* _What to work on_
From the data that follows, report how many lines hold the string "Тандербой", giving only the number.

* _Records provided_
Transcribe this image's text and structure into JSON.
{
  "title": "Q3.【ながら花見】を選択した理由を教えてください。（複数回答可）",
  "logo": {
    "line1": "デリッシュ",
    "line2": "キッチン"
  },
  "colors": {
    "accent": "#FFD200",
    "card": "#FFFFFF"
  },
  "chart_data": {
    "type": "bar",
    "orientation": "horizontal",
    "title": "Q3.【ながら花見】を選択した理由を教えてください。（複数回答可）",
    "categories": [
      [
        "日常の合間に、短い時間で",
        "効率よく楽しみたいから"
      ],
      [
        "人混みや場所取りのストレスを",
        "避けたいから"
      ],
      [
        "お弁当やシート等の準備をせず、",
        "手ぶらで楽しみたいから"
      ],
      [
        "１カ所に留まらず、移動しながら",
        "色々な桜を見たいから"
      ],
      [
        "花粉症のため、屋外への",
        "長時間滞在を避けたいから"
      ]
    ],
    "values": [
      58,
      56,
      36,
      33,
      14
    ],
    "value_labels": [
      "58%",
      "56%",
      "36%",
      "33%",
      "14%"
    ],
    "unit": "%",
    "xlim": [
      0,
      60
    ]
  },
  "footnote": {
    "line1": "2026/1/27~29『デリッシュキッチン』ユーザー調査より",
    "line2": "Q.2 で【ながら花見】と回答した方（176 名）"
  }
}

==

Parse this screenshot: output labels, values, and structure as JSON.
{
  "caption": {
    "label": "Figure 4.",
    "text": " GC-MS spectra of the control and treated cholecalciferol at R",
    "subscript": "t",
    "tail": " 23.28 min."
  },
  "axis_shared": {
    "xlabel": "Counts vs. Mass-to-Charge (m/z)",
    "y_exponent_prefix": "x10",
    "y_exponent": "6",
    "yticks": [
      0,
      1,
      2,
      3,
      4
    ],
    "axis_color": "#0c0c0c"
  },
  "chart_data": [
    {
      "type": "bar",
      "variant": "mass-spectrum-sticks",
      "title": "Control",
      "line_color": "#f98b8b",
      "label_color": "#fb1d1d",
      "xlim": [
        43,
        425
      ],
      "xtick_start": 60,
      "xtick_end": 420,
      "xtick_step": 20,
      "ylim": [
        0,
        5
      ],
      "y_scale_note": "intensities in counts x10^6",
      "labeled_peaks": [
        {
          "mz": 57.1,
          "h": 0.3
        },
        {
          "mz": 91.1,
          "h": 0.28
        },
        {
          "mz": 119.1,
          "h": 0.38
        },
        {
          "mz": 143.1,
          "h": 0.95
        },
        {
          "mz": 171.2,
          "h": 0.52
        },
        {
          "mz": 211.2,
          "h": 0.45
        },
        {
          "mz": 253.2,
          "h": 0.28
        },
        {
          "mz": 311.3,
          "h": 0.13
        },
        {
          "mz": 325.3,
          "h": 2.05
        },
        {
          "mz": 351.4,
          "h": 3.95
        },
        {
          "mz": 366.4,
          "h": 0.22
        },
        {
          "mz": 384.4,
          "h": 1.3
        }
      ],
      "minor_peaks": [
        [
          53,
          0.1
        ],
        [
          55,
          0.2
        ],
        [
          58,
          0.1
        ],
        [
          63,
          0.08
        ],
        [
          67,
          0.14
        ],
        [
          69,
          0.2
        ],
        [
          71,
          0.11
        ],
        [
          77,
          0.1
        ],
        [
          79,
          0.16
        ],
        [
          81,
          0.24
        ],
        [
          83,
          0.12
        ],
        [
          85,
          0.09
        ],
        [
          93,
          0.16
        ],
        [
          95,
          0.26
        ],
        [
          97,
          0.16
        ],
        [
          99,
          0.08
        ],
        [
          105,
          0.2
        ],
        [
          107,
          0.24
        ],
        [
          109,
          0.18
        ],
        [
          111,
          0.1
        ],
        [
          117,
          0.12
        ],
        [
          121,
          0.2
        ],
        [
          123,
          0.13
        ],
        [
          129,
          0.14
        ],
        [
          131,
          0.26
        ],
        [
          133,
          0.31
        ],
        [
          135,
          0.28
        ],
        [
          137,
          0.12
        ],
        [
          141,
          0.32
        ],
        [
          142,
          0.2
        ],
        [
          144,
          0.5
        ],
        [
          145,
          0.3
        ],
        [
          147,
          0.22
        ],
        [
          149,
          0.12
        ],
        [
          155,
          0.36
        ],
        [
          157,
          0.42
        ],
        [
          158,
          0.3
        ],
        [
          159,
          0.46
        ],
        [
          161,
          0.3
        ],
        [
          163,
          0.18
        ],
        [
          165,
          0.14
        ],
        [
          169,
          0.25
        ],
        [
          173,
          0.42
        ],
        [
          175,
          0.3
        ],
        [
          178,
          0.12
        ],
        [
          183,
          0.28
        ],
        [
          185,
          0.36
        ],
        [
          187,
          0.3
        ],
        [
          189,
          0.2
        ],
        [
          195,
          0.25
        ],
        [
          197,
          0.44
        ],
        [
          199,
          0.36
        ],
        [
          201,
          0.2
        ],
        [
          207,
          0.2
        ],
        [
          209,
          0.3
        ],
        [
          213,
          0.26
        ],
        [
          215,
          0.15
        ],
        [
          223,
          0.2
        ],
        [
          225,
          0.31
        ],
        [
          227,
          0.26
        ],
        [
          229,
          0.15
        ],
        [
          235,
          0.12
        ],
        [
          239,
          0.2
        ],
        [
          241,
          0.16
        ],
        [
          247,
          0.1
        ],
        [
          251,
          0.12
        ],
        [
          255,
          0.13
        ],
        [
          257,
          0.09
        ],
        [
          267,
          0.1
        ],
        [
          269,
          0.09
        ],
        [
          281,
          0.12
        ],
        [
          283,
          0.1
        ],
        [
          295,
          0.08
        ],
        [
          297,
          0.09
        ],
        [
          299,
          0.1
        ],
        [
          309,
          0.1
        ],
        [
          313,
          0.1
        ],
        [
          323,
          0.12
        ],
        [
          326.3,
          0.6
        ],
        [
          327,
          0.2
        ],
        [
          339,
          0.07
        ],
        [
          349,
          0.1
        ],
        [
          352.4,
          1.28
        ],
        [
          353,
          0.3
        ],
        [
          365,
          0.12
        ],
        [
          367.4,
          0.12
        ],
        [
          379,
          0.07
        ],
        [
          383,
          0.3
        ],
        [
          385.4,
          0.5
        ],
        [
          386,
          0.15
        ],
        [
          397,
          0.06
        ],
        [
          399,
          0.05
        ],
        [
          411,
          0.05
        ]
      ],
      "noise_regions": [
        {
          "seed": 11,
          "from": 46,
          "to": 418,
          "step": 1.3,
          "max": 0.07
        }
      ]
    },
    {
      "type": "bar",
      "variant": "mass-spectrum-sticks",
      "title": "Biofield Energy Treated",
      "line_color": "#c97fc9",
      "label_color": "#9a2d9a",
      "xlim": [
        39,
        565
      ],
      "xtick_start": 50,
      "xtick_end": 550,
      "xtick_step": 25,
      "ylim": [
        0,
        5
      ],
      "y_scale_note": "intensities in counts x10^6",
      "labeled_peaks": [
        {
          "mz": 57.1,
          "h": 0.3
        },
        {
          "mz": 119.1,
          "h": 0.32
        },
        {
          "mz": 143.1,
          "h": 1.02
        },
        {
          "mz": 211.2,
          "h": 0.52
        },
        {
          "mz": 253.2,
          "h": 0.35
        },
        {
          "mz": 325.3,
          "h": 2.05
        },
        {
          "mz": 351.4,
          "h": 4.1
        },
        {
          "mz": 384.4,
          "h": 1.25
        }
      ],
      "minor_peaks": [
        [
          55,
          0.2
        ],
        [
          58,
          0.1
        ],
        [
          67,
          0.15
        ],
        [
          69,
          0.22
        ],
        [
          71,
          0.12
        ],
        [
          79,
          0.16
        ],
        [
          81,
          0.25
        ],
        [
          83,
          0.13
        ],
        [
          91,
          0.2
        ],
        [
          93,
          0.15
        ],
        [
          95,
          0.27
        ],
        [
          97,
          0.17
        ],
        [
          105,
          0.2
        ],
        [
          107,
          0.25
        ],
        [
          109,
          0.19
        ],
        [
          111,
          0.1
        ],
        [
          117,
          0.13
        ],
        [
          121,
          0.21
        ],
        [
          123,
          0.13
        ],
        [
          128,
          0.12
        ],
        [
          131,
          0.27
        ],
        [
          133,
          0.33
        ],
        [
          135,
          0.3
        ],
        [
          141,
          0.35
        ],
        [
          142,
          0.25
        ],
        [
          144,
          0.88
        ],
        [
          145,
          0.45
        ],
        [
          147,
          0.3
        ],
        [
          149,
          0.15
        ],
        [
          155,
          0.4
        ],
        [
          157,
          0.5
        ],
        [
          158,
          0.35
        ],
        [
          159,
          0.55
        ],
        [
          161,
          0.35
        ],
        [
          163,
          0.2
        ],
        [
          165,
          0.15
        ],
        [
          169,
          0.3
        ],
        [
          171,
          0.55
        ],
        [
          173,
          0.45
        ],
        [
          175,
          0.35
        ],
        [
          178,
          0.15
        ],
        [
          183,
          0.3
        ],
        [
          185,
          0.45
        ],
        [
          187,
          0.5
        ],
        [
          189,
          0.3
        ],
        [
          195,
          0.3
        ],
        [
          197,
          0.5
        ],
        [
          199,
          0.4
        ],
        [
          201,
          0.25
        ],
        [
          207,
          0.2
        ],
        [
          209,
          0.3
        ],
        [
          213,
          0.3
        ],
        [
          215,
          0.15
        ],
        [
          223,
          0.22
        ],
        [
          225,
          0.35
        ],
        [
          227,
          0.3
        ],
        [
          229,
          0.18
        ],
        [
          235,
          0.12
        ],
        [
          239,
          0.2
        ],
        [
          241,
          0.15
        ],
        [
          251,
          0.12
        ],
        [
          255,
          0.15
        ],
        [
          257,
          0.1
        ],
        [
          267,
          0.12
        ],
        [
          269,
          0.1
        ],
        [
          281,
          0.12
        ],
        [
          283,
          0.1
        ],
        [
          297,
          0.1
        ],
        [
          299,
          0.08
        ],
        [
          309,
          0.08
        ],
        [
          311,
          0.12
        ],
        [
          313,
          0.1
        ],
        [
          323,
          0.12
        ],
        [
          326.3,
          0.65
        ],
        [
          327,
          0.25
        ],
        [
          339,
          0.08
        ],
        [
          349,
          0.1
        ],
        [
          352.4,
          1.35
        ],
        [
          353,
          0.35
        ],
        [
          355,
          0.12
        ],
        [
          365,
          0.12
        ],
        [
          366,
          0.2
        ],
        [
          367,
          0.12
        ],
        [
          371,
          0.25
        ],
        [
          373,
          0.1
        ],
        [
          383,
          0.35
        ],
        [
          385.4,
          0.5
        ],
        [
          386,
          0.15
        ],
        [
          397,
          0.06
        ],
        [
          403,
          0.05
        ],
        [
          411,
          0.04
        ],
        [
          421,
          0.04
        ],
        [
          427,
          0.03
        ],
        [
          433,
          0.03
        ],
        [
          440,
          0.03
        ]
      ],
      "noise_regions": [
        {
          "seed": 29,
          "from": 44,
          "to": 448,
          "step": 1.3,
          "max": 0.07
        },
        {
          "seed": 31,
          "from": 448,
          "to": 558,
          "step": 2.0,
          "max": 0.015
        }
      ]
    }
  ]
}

==

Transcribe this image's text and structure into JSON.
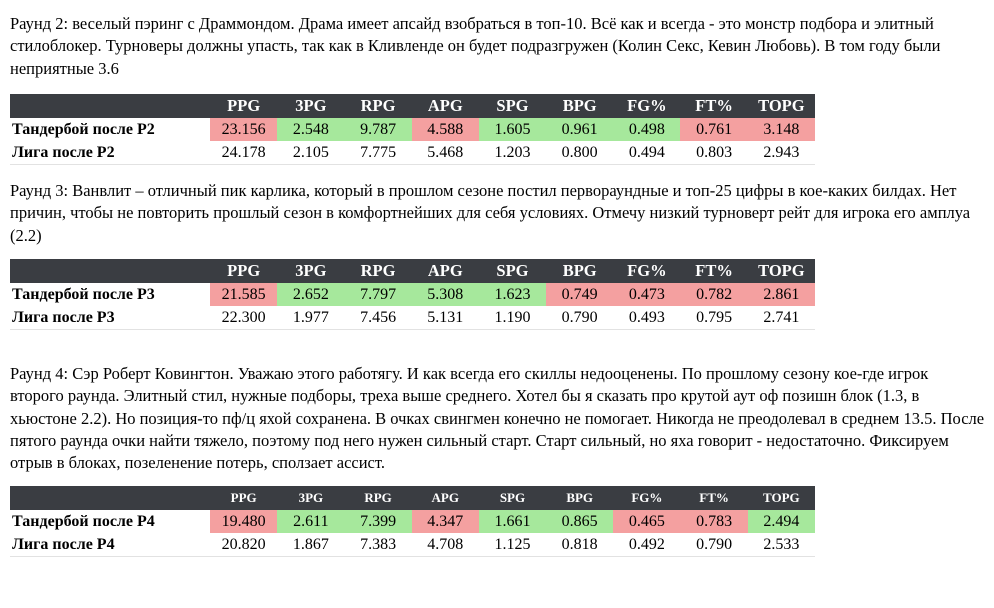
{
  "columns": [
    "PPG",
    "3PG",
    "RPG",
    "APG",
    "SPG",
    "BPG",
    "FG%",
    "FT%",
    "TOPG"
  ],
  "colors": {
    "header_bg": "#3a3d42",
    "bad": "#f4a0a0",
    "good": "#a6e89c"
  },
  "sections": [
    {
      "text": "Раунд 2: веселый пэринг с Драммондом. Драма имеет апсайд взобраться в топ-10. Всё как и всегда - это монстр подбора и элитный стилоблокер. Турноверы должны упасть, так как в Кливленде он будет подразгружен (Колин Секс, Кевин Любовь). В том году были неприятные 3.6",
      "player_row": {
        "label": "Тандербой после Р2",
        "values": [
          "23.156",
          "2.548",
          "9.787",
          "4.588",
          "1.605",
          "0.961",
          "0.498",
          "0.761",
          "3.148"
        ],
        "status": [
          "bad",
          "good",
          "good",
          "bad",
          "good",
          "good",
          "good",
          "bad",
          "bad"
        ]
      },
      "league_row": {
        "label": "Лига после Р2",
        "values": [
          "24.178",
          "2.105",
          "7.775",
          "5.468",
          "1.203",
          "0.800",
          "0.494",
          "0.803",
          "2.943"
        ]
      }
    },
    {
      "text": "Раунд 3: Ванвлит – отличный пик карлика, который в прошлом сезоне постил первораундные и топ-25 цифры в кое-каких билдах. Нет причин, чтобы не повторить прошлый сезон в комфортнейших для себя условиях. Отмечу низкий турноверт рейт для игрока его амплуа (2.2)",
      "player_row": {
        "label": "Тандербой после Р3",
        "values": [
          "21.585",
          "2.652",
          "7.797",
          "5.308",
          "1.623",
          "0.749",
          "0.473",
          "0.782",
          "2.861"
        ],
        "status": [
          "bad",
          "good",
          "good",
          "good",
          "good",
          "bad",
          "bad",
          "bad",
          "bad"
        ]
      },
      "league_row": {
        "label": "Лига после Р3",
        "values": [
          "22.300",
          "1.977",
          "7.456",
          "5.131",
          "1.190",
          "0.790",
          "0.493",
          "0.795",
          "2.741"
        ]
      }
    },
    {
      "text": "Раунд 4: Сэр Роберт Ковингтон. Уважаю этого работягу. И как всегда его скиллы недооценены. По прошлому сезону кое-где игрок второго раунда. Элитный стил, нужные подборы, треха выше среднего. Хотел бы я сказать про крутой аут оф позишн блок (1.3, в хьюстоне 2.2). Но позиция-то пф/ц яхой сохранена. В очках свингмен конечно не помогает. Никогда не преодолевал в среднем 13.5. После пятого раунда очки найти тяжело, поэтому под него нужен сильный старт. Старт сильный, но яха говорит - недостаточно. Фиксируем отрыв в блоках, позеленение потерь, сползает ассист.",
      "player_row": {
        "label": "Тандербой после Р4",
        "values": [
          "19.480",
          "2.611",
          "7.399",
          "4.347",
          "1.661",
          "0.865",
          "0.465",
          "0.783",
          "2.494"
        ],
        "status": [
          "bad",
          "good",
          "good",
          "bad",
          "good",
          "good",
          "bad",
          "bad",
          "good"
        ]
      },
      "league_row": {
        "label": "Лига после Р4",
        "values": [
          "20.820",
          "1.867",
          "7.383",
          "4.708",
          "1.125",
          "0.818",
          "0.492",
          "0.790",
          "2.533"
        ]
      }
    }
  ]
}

* _Correct result_
3